# Goal of the exercise:
Find every line in the records below that holds the word "regiões", and copy it out.

# Exercise materials:
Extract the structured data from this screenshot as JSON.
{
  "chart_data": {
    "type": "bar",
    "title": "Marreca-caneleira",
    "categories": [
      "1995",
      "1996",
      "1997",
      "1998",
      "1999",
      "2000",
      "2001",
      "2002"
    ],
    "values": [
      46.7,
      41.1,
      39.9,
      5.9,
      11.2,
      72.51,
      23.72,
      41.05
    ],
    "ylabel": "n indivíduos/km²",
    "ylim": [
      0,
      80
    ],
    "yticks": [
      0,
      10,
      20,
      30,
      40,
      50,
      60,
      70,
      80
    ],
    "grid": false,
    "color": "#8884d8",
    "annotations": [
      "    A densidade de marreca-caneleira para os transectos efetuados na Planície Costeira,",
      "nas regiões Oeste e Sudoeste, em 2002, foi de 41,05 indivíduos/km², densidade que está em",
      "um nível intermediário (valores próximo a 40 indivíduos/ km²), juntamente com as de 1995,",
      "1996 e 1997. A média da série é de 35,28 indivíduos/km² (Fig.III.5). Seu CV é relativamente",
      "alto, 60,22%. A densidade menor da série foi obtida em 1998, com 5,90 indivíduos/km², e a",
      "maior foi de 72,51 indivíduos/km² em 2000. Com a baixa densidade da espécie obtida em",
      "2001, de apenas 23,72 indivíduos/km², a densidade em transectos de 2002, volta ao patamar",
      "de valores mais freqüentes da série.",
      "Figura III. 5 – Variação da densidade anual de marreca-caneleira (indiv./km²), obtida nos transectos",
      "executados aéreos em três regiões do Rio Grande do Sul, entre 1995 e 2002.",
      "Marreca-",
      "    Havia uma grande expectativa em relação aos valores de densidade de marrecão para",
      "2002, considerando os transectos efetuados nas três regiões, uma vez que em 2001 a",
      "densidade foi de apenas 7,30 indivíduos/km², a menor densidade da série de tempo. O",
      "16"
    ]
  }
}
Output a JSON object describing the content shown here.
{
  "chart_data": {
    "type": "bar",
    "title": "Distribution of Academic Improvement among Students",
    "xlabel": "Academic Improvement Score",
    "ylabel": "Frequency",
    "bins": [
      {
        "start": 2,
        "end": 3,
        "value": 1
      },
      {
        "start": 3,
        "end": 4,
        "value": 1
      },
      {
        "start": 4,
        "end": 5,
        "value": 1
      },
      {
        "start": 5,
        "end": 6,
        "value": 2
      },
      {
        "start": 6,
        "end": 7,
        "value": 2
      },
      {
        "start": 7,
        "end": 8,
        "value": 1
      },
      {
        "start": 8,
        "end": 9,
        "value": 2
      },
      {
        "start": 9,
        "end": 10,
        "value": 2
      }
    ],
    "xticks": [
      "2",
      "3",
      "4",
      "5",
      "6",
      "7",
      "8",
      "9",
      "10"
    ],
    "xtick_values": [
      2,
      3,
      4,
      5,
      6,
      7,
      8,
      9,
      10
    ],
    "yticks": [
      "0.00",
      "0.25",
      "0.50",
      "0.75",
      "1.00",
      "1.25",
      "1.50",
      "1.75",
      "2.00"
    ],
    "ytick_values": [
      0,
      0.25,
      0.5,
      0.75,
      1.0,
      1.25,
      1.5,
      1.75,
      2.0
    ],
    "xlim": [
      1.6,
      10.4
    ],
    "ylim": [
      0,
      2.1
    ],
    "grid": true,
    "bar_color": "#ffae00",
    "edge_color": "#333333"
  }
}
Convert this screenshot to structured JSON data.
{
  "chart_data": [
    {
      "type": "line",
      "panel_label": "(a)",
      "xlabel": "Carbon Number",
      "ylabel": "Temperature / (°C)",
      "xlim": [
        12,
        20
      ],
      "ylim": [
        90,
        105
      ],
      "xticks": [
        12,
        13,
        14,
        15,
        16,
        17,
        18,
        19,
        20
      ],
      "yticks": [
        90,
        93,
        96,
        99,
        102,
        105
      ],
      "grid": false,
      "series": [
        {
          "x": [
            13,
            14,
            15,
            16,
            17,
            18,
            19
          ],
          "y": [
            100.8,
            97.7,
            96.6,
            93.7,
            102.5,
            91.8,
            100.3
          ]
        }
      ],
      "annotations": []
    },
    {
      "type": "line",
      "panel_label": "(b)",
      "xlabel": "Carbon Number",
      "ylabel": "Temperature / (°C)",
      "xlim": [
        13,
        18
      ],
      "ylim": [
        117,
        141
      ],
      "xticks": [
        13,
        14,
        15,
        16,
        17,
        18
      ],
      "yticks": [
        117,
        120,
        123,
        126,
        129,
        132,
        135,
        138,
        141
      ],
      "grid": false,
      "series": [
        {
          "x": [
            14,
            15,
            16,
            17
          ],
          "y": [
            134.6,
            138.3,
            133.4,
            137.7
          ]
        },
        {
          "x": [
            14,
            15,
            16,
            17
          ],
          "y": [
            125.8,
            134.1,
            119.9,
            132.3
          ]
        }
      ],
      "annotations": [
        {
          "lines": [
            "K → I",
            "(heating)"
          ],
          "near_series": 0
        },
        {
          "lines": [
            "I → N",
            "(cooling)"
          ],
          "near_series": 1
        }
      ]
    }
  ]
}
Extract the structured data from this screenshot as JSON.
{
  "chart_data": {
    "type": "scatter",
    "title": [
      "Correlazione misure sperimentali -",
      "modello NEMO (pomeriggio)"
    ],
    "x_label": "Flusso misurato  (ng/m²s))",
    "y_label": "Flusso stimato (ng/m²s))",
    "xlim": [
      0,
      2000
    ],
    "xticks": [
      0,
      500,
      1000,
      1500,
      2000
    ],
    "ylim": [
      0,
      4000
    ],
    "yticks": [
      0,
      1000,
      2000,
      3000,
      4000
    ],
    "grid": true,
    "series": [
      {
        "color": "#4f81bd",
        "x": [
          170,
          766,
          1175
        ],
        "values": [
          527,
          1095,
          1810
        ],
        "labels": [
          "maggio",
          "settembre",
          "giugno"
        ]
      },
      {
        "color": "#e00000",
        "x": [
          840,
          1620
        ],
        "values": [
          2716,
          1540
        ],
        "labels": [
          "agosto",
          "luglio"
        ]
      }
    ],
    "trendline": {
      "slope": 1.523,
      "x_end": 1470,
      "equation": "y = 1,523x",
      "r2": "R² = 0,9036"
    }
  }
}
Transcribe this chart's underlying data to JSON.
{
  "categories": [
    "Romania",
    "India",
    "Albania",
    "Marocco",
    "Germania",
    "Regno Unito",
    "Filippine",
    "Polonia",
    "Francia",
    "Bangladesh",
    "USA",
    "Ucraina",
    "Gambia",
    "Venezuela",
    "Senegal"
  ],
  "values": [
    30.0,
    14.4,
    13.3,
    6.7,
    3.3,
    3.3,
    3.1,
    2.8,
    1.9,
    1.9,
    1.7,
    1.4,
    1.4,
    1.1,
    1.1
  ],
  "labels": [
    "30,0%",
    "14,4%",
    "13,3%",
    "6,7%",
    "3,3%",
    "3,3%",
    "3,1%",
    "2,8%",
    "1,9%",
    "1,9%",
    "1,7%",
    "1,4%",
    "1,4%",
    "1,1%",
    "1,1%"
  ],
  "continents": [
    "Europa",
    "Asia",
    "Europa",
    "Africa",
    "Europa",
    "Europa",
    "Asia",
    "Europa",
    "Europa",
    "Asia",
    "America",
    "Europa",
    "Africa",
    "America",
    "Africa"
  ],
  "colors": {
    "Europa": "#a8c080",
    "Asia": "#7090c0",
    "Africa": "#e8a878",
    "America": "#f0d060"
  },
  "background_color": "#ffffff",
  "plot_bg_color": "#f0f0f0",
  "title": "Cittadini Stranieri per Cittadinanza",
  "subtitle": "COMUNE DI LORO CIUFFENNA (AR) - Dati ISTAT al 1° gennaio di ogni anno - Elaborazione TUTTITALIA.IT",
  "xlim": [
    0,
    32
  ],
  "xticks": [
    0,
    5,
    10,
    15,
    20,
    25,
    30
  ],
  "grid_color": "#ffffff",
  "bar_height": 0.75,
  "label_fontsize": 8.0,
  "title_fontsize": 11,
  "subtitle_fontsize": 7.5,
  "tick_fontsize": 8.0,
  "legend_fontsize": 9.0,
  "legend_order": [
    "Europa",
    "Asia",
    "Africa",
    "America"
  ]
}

# Solution for this task:
      "nas regiões Oeste e Sudoeste, em 2002, foi de 41,05 indivíduos/km², densidade que está em",
      "executados aéreos em três regiões do Rio Grande do Sul, entre 1995 e 2002.",
      "2002, considerando os transectos efetuados nas três regiões, uma vez que em 2001 a",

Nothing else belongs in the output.